● **Job**
Look through the data and write out every line with the word "Taxe" in it.
--
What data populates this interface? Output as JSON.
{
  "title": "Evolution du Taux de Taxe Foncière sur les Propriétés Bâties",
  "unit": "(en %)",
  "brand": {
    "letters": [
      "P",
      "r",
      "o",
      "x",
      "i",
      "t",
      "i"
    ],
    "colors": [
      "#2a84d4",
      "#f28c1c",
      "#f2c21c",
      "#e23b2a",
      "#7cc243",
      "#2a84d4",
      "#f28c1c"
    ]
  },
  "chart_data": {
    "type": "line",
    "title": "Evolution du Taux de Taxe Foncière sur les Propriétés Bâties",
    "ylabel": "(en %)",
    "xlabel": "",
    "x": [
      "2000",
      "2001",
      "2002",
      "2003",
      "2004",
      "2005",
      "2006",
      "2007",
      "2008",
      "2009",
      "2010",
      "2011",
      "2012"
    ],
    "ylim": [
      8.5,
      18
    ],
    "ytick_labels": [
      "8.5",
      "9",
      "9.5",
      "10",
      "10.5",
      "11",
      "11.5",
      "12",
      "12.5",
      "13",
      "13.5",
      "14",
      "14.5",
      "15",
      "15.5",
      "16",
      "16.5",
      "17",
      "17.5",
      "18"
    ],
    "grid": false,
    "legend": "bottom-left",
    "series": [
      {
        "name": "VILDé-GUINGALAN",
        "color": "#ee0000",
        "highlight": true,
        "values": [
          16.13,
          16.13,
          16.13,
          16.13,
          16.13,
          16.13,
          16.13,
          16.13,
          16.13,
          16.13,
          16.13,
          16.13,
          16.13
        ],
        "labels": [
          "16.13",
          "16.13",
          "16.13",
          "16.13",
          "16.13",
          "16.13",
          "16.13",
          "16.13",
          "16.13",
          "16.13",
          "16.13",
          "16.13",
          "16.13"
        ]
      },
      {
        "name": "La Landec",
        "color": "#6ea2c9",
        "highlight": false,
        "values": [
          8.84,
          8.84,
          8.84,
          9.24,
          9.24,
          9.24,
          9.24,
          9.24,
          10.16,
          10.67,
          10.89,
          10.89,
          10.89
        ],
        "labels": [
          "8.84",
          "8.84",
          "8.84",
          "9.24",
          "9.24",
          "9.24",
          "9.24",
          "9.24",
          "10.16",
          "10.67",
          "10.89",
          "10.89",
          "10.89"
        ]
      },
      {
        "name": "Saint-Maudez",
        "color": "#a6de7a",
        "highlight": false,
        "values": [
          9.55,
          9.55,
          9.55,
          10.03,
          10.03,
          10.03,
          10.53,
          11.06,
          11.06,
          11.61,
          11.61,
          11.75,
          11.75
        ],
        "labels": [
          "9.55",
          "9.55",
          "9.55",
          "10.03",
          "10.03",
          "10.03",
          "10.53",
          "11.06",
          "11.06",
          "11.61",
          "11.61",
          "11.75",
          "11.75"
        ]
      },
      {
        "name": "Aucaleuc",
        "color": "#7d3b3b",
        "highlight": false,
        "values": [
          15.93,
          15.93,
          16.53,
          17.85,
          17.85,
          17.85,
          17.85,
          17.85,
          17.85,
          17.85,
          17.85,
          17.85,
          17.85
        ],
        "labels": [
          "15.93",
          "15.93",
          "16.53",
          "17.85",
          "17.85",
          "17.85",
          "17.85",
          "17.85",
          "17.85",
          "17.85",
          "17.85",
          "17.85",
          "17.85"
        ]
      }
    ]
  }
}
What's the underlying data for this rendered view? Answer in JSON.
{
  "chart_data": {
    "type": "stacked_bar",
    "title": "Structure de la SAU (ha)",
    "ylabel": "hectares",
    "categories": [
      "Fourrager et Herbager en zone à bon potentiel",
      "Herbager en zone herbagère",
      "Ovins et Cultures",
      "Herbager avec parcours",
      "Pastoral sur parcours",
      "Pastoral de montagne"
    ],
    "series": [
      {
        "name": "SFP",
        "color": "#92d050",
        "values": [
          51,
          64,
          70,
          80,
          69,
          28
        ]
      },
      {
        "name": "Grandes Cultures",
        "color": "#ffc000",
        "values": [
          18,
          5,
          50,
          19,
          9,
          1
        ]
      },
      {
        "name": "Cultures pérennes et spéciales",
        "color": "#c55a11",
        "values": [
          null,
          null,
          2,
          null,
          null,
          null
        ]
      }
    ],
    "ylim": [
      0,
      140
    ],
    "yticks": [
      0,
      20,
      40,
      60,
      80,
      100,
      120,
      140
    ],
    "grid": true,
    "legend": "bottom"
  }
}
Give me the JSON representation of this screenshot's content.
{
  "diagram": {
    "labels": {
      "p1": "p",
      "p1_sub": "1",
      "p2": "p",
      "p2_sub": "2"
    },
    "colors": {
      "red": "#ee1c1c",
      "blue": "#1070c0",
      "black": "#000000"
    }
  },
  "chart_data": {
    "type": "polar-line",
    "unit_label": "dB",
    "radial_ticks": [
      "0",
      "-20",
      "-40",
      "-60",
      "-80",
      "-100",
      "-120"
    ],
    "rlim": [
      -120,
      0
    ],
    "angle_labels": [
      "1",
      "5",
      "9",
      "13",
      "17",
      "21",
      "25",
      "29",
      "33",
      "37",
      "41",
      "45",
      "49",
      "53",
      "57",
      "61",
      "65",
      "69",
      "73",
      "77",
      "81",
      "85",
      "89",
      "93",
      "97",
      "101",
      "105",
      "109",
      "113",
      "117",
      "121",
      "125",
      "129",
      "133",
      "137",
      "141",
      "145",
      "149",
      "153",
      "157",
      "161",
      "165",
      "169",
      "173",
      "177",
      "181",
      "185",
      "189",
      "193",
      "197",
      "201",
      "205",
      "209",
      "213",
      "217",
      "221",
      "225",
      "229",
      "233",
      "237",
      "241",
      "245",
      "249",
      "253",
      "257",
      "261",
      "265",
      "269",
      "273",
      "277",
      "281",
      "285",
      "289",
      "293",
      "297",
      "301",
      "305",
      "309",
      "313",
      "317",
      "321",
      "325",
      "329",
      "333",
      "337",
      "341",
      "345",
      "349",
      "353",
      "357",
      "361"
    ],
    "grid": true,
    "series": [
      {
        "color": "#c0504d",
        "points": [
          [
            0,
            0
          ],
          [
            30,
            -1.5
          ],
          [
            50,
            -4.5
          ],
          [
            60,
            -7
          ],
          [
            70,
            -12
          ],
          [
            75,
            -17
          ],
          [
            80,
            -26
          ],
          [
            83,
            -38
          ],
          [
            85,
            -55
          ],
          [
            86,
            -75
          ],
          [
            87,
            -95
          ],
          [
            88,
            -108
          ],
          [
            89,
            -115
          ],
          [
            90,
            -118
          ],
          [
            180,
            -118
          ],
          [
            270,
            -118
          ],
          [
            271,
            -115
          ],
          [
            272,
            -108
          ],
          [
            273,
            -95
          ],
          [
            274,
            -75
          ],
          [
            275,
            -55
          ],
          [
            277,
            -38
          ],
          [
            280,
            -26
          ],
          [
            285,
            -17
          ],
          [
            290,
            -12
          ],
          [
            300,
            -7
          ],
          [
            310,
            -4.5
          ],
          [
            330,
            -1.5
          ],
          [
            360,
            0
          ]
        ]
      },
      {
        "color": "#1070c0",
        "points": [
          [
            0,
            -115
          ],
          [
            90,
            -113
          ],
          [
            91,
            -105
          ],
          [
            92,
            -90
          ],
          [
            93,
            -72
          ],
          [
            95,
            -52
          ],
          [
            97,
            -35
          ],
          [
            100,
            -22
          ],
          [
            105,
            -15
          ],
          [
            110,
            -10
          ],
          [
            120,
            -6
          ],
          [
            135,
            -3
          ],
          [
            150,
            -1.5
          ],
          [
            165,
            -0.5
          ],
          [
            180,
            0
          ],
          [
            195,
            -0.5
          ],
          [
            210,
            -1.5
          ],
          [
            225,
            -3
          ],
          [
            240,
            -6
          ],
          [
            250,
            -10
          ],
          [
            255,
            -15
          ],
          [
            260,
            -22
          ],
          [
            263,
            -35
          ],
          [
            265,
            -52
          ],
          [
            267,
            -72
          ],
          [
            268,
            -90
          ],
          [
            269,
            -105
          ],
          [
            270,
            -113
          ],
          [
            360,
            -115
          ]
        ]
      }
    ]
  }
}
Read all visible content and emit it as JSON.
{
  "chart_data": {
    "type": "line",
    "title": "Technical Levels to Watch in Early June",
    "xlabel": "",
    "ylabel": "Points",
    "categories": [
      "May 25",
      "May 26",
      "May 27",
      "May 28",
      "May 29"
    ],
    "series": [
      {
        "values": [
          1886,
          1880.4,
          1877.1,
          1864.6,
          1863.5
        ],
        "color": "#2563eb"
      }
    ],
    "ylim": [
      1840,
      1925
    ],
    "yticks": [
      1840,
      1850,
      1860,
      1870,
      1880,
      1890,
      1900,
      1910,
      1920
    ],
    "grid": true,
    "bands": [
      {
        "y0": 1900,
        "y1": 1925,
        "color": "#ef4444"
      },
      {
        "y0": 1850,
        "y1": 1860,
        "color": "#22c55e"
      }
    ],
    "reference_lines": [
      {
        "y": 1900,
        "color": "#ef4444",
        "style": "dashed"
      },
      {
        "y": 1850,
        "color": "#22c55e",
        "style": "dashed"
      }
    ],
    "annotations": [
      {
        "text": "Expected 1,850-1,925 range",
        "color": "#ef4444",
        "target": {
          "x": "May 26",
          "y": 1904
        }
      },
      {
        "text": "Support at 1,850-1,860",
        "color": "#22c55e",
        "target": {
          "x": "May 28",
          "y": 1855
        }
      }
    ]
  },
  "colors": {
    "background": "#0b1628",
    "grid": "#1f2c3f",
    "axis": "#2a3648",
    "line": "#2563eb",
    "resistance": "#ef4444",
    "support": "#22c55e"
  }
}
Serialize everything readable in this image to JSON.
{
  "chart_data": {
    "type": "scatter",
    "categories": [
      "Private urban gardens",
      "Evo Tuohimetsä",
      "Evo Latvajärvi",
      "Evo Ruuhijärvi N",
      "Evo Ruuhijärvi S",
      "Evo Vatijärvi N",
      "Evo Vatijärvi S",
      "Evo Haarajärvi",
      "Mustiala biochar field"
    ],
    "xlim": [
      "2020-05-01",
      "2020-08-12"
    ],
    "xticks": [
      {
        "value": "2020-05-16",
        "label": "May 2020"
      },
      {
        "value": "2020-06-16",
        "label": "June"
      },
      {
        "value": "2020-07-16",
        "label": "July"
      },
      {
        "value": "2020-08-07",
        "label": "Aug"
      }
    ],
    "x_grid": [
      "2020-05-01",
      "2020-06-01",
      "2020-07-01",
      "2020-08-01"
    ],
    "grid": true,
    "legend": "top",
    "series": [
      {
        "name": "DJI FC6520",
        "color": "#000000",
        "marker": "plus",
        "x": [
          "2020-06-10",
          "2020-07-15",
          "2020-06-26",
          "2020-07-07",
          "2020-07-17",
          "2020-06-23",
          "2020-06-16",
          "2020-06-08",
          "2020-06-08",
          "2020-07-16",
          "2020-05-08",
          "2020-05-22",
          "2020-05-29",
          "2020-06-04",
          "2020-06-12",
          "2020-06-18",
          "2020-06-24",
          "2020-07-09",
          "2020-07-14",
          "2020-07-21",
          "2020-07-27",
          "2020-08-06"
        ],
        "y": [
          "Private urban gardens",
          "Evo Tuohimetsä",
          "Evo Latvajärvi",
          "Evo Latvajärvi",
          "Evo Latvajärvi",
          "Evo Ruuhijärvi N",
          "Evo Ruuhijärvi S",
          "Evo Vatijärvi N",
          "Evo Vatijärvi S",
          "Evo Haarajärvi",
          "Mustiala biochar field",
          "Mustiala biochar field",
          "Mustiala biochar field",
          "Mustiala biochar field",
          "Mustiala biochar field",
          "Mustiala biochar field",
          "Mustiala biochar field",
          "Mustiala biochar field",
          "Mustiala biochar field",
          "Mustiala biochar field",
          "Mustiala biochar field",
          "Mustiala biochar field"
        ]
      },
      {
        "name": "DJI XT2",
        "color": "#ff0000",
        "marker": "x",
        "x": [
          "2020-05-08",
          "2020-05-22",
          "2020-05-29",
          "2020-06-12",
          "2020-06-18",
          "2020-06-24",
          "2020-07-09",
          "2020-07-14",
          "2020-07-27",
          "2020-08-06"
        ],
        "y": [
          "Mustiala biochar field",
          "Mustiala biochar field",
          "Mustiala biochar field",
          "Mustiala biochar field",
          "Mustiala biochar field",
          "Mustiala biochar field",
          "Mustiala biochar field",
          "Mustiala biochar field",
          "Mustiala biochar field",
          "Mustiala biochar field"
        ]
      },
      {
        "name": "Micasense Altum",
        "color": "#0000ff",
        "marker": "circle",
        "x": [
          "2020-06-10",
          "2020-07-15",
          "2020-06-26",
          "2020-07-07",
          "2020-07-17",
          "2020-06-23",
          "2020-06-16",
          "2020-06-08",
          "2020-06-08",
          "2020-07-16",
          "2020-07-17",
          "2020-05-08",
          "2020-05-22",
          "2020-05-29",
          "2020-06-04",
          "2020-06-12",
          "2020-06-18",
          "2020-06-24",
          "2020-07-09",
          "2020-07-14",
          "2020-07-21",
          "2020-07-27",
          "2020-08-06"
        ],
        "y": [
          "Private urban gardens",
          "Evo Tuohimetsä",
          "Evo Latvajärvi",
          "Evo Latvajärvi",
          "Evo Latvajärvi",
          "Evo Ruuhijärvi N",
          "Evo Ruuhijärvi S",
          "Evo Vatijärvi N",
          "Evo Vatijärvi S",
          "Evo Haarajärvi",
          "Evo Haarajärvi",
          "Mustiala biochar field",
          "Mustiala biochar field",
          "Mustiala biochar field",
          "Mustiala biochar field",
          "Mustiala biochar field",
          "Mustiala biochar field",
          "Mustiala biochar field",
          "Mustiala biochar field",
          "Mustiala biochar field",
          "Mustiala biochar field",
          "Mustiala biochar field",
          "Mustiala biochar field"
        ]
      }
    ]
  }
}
--
● **Answer for the task**
  "title": "Evolution du Taux de Taxe Foncière sur les Propriétés Bâties",
    "title": "Evolution du Taux de Taxe Foncière sur les Propriétés Bâties",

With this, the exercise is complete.